Given exercise: Count how many lines of the data below contain the string "parking", and reply with that number alone.

Dataset rows:
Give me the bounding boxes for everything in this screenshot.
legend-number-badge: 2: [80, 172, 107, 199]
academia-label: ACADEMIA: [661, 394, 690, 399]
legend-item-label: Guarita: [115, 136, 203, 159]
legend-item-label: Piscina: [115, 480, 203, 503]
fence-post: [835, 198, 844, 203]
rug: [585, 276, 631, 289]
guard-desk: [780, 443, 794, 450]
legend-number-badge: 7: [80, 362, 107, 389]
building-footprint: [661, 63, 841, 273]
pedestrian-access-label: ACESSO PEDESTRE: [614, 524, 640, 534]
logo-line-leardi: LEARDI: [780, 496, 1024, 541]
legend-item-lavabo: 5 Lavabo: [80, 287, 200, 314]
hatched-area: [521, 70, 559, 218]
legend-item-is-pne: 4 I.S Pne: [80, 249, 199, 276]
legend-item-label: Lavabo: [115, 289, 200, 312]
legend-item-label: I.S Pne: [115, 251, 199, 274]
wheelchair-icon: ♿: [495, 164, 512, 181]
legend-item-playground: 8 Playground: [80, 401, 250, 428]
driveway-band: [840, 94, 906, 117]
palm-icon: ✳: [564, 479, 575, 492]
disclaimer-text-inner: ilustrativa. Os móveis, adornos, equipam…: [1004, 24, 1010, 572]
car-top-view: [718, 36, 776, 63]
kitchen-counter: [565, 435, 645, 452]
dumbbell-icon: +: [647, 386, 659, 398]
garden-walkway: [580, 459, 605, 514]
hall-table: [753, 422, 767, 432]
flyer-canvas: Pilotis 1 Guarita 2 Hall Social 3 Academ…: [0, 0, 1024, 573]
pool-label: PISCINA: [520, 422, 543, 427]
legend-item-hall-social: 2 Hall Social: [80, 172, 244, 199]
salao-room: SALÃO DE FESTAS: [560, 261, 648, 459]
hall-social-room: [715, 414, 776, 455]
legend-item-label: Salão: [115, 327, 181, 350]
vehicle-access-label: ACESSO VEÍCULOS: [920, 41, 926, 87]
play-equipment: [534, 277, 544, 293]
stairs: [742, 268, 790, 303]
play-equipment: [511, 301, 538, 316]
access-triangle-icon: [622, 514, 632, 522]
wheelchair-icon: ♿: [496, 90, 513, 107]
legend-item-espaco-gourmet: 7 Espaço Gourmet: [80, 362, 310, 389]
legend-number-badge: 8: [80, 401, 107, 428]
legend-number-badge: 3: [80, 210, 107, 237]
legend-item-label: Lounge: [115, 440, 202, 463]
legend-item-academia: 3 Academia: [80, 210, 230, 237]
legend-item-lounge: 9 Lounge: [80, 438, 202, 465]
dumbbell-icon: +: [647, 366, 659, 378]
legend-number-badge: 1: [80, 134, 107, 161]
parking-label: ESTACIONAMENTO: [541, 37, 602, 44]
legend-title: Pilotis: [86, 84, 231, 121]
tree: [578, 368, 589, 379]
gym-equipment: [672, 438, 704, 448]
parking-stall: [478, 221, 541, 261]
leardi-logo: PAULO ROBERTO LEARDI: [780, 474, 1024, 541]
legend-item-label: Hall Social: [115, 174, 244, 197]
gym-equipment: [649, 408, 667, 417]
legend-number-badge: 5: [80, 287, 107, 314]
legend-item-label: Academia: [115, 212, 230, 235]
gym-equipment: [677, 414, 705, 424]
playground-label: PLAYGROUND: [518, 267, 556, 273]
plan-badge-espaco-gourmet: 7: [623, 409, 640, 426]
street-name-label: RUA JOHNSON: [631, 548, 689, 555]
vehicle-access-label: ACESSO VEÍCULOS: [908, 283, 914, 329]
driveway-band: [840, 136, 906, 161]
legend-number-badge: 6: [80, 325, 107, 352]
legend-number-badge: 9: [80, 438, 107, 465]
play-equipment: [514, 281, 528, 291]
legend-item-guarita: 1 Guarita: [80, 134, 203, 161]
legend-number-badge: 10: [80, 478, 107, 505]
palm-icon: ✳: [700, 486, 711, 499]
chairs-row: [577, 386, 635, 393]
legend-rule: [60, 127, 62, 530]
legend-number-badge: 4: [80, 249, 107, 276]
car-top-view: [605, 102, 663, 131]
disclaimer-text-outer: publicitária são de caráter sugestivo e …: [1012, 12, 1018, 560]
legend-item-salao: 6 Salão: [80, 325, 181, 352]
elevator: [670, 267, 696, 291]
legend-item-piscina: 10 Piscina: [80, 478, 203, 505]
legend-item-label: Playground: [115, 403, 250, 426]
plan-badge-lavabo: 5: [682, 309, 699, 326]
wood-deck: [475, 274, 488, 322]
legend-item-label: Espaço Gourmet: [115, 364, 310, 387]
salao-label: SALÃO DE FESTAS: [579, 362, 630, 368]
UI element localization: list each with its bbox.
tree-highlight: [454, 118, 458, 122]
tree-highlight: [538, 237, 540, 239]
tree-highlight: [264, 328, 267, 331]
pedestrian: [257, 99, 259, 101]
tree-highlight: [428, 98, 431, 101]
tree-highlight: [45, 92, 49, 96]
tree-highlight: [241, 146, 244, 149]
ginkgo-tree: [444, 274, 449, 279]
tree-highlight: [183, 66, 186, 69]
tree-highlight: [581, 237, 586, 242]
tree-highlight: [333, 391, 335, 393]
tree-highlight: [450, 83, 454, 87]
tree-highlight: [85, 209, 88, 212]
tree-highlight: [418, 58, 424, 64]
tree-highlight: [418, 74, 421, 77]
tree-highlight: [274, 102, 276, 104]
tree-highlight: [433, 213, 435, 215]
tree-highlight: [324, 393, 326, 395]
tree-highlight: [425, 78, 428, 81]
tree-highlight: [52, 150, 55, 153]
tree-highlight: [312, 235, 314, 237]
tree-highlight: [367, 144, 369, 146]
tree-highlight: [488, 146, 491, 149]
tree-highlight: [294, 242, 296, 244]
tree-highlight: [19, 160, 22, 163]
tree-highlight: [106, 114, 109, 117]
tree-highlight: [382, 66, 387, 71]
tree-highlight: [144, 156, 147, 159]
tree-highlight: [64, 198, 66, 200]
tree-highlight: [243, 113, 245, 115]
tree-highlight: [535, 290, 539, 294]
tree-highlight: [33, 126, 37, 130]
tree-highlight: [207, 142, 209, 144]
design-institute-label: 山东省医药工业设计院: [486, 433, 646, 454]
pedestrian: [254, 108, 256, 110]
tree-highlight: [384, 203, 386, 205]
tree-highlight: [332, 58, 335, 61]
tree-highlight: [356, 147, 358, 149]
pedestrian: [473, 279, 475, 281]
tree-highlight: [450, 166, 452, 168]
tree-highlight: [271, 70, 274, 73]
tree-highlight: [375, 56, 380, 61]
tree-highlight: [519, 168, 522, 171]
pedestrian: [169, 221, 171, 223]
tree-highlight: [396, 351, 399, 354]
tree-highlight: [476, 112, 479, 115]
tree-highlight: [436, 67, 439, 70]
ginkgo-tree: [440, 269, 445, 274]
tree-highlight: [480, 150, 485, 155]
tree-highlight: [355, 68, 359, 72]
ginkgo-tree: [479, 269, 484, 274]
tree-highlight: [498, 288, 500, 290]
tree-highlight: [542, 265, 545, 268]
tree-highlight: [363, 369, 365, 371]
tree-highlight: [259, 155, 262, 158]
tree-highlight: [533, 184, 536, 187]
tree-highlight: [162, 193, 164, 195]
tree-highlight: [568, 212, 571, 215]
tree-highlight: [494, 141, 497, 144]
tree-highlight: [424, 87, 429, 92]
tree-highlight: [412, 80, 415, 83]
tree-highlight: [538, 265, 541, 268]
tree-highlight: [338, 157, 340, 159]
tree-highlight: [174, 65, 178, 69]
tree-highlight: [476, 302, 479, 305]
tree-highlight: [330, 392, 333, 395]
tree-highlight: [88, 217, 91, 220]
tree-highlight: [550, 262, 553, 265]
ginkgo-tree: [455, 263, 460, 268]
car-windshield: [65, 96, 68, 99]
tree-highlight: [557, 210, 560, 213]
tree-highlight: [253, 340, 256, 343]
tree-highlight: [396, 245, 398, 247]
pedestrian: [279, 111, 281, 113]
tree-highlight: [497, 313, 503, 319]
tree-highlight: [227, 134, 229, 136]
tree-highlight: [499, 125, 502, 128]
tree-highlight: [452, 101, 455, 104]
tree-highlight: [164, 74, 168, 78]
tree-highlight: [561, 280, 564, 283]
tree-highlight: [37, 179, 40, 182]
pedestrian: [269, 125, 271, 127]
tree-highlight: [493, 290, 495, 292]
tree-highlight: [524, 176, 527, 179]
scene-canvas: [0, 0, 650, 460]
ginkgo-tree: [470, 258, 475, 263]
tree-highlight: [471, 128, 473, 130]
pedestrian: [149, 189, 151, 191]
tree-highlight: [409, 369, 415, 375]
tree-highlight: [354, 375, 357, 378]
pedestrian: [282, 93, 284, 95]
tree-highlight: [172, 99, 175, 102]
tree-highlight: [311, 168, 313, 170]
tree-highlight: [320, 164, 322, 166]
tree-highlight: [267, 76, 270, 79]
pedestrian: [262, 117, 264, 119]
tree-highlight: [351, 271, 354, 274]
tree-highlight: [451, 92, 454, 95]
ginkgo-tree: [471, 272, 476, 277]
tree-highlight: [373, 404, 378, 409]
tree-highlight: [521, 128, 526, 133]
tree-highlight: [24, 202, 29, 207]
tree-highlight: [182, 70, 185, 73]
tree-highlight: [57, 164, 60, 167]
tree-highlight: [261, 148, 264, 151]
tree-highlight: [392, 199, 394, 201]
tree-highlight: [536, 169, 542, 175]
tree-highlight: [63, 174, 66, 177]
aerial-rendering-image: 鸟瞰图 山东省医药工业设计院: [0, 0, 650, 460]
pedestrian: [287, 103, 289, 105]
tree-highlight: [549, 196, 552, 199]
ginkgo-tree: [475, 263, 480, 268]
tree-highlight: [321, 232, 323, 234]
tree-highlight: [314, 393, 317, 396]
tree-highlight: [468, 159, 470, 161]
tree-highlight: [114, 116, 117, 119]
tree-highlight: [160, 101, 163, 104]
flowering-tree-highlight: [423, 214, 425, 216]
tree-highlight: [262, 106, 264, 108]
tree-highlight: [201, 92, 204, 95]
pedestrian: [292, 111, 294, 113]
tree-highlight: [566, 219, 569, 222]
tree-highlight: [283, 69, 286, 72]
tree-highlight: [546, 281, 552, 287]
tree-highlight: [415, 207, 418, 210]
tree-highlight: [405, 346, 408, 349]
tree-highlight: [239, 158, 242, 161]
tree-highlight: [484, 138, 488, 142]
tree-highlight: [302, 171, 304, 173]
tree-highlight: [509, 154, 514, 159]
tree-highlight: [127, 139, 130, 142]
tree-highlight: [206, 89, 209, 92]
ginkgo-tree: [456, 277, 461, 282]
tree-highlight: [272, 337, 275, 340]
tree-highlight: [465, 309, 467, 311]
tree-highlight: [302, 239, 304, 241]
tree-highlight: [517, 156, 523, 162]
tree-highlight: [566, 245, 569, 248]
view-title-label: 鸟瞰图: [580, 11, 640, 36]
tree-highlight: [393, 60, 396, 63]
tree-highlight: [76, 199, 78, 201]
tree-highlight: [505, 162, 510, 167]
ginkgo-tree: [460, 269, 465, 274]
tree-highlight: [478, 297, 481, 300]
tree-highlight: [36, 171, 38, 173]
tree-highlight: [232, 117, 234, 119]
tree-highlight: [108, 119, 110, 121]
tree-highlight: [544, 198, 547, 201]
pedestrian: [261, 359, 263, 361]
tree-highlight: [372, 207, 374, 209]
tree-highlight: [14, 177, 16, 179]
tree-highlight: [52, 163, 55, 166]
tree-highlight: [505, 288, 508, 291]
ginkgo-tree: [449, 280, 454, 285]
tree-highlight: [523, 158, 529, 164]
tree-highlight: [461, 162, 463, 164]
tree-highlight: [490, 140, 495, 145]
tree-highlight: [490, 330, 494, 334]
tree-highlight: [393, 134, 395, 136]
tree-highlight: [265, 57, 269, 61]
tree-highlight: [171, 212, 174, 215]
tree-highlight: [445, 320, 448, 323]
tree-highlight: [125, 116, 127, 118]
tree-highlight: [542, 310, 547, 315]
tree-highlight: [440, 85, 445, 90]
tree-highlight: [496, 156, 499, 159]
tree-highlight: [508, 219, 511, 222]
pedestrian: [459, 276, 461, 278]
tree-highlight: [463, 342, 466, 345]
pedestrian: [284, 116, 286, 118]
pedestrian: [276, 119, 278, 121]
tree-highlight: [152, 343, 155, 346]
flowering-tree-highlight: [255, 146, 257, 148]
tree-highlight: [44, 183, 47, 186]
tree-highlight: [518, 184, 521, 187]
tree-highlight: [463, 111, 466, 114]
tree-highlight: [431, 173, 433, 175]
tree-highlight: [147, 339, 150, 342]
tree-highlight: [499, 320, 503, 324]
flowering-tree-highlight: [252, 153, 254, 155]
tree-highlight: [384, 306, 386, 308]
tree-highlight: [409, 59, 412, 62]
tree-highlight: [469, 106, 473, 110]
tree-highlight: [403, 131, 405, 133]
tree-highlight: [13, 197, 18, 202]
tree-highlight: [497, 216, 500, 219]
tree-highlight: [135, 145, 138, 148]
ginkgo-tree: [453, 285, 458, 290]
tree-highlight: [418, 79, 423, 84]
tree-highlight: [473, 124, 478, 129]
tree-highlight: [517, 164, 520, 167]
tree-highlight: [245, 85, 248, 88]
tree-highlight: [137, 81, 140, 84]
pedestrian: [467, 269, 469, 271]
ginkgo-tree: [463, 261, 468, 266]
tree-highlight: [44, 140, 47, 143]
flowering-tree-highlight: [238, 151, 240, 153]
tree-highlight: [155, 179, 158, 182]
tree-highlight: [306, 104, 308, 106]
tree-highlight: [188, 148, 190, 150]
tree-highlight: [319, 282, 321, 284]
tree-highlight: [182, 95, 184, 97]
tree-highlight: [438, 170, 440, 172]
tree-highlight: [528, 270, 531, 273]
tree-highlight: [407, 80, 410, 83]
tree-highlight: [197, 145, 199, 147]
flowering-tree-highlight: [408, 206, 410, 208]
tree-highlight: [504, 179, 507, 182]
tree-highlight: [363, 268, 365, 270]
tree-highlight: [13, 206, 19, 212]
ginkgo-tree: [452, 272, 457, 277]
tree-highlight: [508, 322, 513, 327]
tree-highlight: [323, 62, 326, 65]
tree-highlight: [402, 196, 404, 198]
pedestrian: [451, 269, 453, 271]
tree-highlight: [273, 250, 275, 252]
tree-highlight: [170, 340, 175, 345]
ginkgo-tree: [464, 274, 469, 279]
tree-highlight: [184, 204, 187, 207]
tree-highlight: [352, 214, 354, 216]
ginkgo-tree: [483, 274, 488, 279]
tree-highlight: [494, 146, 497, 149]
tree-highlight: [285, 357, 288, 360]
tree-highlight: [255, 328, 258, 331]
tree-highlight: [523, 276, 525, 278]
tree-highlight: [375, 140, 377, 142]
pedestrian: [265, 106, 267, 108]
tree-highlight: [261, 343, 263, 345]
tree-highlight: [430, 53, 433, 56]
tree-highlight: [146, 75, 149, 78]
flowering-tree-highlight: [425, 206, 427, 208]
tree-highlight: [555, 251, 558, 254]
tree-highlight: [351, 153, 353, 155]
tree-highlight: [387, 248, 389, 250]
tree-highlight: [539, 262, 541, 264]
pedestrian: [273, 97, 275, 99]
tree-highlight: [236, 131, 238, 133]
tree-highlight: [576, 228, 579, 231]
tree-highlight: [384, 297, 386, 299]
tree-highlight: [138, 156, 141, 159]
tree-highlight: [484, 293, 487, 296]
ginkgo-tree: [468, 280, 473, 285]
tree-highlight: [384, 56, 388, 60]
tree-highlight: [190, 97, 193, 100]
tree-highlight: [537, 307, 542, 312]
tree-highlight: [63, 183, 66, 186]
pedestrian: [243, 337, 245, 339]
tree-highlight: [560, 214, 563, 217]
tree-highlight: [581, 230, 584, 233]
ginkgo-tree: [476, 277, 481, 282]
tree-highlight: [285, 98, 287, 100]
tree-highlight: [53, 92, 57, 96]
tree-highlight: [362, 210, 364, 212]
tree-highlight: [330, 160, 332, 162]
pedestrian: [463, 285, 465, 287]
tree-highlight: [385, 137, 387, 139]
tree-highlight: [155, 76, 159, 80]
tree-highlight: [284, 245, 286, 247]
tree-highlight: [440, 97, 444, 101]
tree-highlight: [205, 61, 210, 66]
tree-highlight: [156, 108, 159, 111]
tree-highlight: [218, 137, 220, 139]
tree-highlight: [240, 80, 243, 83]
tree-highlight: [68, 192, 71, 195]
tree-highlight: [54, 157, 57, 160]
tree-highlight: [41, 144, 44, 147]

Correct response: 2